- [EXERCISE]:
Everything in the listing should be restated word for word.

Dataset records
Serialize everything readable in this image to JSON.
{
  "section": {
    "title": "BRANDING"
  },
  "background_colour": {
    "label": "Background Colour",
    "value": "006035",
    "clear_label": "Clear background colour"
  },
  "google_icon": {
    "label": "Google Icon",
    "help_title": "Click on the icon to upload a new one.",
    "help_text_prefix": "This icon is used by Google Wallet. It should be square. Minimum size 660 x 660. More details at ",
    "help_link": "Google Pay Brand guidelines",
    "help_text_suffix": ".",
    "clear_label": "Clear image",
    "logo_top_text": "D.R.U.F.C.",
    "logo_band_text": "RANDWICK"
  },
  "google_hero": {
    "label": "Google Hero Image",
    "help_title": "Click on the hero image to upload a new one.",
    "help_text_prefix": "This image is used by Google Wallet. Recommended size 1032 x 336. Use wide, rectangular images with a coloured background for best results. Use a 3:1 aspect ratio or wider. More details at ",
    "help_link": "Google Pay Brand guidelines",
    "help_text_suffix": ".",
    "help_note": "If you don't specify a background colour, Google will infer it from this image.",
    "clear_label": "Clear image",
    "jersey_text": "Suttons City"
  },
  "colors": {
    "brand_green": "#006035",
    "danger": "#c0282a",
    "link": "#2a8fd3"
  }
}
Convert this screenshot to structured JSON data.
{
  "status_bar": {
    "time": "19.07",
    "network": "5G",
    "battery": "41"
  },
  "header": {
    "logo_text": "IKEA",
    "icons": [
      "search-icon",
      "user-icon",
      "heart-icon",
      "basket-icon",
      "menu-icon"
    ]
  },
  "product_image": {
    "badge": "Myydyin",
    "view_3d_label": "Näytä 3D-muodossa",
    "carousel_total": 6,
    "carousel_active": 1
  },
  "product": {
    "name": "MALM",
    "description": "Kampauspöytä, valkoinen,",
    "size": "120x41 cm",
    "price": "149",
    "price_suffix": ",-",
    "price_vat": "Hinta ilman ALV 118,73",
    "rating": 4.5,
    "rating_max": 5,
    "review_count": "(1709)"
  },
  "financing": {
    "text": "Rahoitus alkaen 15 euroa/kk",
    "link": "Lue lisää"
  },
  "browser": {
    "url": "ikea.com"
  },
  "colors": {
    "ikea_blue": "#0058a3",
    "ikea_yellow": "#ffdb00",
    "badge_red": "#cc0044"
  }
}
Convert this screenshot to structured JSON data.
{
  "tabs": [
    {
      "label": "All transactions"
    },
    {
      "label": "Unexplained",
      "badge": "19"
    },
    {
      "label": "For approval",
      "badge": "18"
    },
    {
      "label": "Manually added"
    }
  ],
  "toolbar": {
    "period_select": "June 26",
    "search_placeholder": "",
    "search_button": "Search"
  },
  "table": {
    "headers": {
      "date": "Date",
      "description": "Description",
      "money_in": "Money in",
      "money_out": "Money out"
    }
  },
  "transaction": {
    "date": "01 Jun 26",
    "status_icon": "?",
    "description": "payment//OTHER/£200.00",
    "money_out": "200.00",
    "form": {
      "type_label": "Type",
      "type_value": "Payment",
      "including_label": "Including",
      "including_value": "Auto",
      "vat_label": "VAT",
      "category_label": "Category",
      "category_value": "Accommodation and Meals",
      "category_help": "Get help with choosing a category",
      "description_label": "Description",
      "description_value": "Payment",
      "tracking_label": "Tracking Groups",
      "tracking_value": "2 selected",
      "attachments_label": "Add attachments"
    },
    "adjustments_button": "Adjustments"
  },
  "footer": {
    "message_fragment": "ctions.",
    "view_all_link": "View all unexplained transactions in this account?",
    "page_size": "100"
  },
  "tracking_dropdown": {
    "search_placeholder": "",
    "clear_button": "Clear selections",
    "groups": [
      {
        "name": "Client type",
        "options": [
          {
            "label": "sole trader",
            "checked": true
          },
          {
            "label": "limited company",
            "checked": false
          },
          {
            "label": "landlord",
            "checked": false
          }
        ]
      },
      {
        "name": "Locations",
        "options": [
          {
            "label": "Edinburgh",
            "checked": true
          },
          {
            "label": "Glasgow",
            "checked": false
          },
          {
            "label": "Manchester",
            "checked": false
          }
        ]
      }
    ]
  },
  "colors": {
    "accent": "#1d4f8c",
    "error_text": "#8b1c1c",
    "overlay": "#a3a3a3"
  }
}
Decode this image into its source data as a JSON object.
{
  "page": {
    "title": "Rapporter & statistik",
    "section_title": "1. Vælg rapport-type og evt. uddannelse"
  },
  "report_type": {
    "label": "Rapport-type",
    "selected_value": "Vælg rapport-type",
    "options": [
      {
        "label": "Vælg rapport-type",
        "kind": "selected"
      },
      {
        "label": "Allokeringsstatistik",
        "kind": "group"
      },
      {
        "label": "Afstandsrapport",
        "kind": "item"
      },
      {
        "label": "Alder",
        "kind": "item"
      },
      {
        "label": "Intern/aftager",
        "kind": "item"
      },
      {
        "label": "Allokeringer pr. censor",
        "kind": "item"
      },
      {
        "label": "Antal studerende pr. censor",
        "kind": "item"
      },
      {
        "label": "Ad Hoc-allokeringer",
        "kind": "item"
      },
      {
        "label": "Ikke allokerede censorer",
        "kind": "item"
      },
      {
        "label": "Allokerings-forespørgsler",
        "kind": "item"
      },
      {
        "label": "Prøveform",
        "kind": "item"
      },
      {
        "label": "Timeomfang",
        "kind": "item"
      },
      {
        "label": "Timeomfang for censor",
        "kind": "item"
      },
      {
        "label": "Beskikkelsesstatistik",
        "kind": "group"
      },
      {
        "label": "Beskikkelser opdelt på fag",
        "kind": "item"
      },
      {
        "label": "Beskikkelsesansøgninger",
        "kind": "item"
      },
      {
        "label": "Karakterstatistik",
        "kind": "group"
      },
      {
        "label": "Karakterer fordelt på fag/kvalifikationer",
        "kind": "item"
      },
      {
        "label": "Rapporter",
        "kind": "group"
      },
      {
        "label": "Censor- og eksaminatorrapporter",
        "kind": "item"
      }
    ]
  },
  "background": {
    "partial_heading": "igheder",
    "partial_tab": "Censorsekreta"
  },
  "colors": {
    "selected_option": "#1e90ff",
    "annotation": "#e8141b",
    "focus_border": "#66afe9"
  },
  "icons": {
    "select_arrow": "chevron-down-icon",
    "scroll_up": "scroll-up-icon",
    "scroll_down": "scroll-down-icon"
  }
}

- [OUTPUT FOR THIS TASK]:
Serialize everything readable in this image to JSON.
{
  "section": {
    "title": "BRANDING"
  },
  "background_colour": {
    "label": "Background Colour",
    "value": "006035",
    "clear_label": "Clear background colour"
  },
  "google_icon": {
    "label": "Google Icon",
    "help_title": "Click on the icon to upload a new one.",
    "help_text_prefix": "This icon is used by Google Wallet. It should be square. Minimum size 660 x 660. More details at ",
    "help_link": "Google Pay Brand guidelines",
    "help_text_suffix": ".",
    "clear_label": "Clear image",
    "logo_top_text": "D.R.U.F.C.",
    "logo_band_text": "RANDWICK"
  },
  "google_hero": {
    "label": "Google Hero Image",
    "help_title": "Click on the hero image to upload a new one.",
    "help_text_prefix": "This image is used by Google Wallet. Recommended size 1032 x 336. Use wide, rectangular images with a coloured background for best results. Use a 3:1 aspect ratio or wider. More details at ",
    "help_link": "Google Pay Brand guidelines",
    "help_text_suffix": ".",
    "help_note": "If you don't specify a background colour, Google will infer it from this image.",
    "clear_label": "Clear image",
    "jersey_text": "Suttons City"
  },
  "colors": {
    "brand_green": "#006035",
    "danger": "#c0282a",
    "link": "#2a8fd3"
  }
}
Convert this screenshot to structured JSON data.
{
  "status_bar": {
    "time": "19.07",
    "network": "5G",
    "battery": "41"
  },
  "header": {
    "logo_text": "IKEA",
    "icons": [
      "search-icon",
      "user-icon",
      "heart-icon",
      "basket-icon",
      "menu-icon"
    ]
  },
  "product_image": {
    "badge": "Myydyin",
    "view_3d_label": "Näytä 3D-muodossa",
    "carousel_total": 6,
    "carousel_active": 1
  },
  "product": {
    "name": "MALM",
    "description": "Kampauspöytä, valkoinen,",
    "size": "120x41 cm",
    "price": "149",
    "price_suffix": ",-",
    "price_vat": "Hinta ilman ALV 118,73",
    "rating": 4.5,
    "rating_max": 5,
    "review_count": "(1709)"
  },
  "financing": {
    "text": "Rahoitus alkaen 15 euroa/kk",
    "link": "Lue lisää"
  },
  "browser": {
    "url": "ikea.com"
  },
  "colors": {
    "ikea_blue": "#0058a3",
    "ikea_yellow": "#ffdb00",
    "badge_red": "#cc0044"
  }
}
Convert this screenshot to structured JSON data.
{
  "tabs": [
    {
      "label": "All transactions"
    },
    {
      "label": "Unexplained",
      "badge": "19"
    },
    {
      "label": "For approval",
      "badge": "18"
    },
    {
      "label": "Manually added"
    }
  ],
  "toolbar": {
    "period_select": "June 26",
    "search_placeholder": "",
    "search_button": "Search"
  },
  "table": {
    "headers": {
      "date": "Date",
      "description": "Description",
      "money_in": "Money in",
      "money_out": "Money out"
    }
  },
  "transaction": {
    "date": "01 Jun 26",
    "status_icon": "?",
    "description": "payment//OTHER/£200.00",
    "money_out": "200.00",
    "form": {
      "type_label": "Type",
      "type_value": "Payment",
      "including_label": "Including",
      "including_value": "Auto",
      "vat_label": "VAT",
      "category_label": "Category",
      "category_value": "Accommodation and Meals",
      "category_help": "Get help with choosing a category",
      "description_label": "Description",
      "description_value": "Payment",
      "tracking_label": "Tracking Groups",
      "tracking_value": "2 selected",
      "attachments_label": "Add attachments"
    },
    "adjustments_button": "Adjustments"
  },
  "footer": {
    "message_fragment": "ctions.",
    "view_all_link": "View all unexplained transactions in this account?",
    "page_size": "100"
  },
  "tracking_dropdown": {
    "search_placeholder": "",
    "clear_button": "Clear selections",
    "groups": [
      {
        "name": "Client type",
        "options": [
          {
            "label": "sole trader",
            "checked": true
          },
          {
            "label": "limited company",
            "checked": false
          },
          {
            "label": "landlord",
            "checked": false
          }
        ]
      },
      {
        "name": "Locations",
        "options": [
          {
            "label": "Edinburgh",
            "checked": true
          },
          {
            "label": "Glasgow",
            "checked": false
          },
          {
            "label": "Manchester",
            "checked": false
          }
        ]
      }
    ]
  },
  "colors": {
    "accent": "#1d4f8c",
    "error_text": "#8b1c1c",
    "overlay": "#a3a3a3"
  }
}
Decode this image into its source data as a JSON object.
{
  "page": {
    "title": "Rapporter & statistik",
    "section_title": "1. Vælg rapport-type og evt. uddannelse"
  },
  "report_type": {
    "label": "Rapport-type",
    "selected_value": "Vælg rapport-type",
    "options": [
      {
        "label": "Vælg rapport-type",
        "kind": "selected"
      },
      {
        "label": "Allokeringsstatistik",
        "kind": "group"
      },
      {
        "label": "Afstandsrapport",
        "kind": "item"
      },
      {
        "label": "Alder",
        "kind": "item"
      },
      {
        "label": "Intern/aftager",
        "kind": "item"
      },
      {
        "label": "Allokeringer pr. censor",
        "kind": "item"
      },
      {
        "label": "Antal studerende pr. censor",
        "kind": "item"
      },
      {
        "label": "Ad Hoc-allokeringer",
        "kind": "item"
      },
      {
        "label": "Ikke allokerede censorer",
        "kind": "item"
      },
      {
        "label": "Allokerings-forespørgsler",
        "kind": "item"
      },
      {
        "label": "Prøveform",
        "kind": "item"
      },
      {
        "label": "Timeomfang",
        "kind": "item"
      },
      {
        "label": "Timeomfang for censor",
        "kind": "item"
      },
      {
        "label": "Beskikkelsesstatistik",
        "kind": "group"
      },
      {
        "label": "Beskikkelser opdelt på fag",
        "kind": "item"
      },
      {
        "label": "Beskikkelsesansøgninger",
        "kind": "item"
      },
      {
        "label": "Karakterstatistik",
        "kind": "group"
      },
      {
        "label": "Karakterer fordelt på fag/kvalifikationer",
        "kind": "item"
      },
      {
        "label": "Rapporter",
        "kind": "group"
      },
      {
        "label": "Censor- og eksaminatorrapporter",
        "kind": "item"
      }
    ]
  },
  "background": {
    "partial_heading": "igheder",
    "partial_tab": "Censorsekreta"
  },
  "colors": {
    "selected_option": "#1e90ff",
    "annotation": "#e8141b",
    "focus_border": "#66afe9"
  },
  "icons": {
    "select_arrow": "chevron-down-icon",
    "scroll_up": "scroll-up-icon",
    "scroll_down": "scroll-down-icon"
  }
}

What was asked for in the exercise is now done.